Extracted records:
* START *
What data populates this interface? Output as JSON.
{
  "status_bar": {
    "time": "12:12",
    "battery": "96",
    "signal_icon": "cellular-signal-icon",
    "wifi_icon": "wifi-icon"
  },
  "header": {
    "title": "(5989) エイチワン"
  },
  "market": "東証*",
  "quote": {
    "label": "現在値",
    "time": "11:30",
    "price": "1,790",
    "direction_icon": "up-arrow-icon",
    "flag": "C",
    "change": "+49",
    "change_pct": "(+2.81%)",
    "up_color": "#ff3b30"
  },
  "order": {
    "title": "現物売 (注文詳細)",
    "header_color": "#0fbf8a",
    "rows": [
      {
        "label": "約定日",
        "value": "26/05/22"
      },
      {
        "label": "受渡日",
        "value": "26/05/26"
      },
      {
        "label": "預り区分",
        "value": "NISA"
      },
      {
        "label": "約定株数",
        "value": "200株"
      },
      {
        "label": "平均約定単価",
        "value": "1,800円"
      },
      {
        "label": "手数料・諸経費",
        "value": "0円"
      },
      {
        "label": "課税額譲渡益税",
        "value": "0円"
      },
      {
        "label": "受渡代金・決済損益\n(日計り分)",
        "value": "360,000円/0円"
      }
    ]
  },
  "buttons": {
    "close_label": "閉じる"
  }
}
* END *
To do — All of the material above needs to be copied exactly.

Correct answer —
What data populates this interface? Output as JSON.
{
  "status_bar": {
    "time": "12:12",
    "battery": "96",
    "signal_icon": "cellular-signal-icon",
    "wifi_icon": "wifi-icon"
  },
  "header": {
    "title": "(5989) エイチワン"
  },
  "market": "東証*",
  "quote": {
    "label": "現在値",
    "time": "11:30",
    "price": "1,790",
    "direction_icon": "up-arrow-icon",
    "flag": "C",
    "change": "+49",
    "change_pct": "(+2.81%)",
    "up_color": "#ff3b30"
  },
  "order": {
    "title": "現物売 (注文詳細)",
    "header_color": "#0fbf8a",
    "rows": [
      {
        "label": "約定日",
        "value": "26/05/22"
      },
      {
        "label": "受渡日",
        "value": "26/05/26"
      },
      {
        "label": "預り区分",
        "value": "NISA"
      },
      {
        "label": "約定株数",
        "value": "200株"
      },
      {
        "label": "平均約定単価",
        "value": "1,800円"
      },
      {
        "label": "手数料・諸経費",
        "value": "0円"
      },
      {
        "label": "課税額譲渡益税",
        "value": "0円"
      },
      {
        "label": "受渡代金・決済損益\n(日計り分)",
        "value": "360,000円/0円"
      }
    ]
  },
  "buttons": {
    "close_label": "閉じる"
  }
}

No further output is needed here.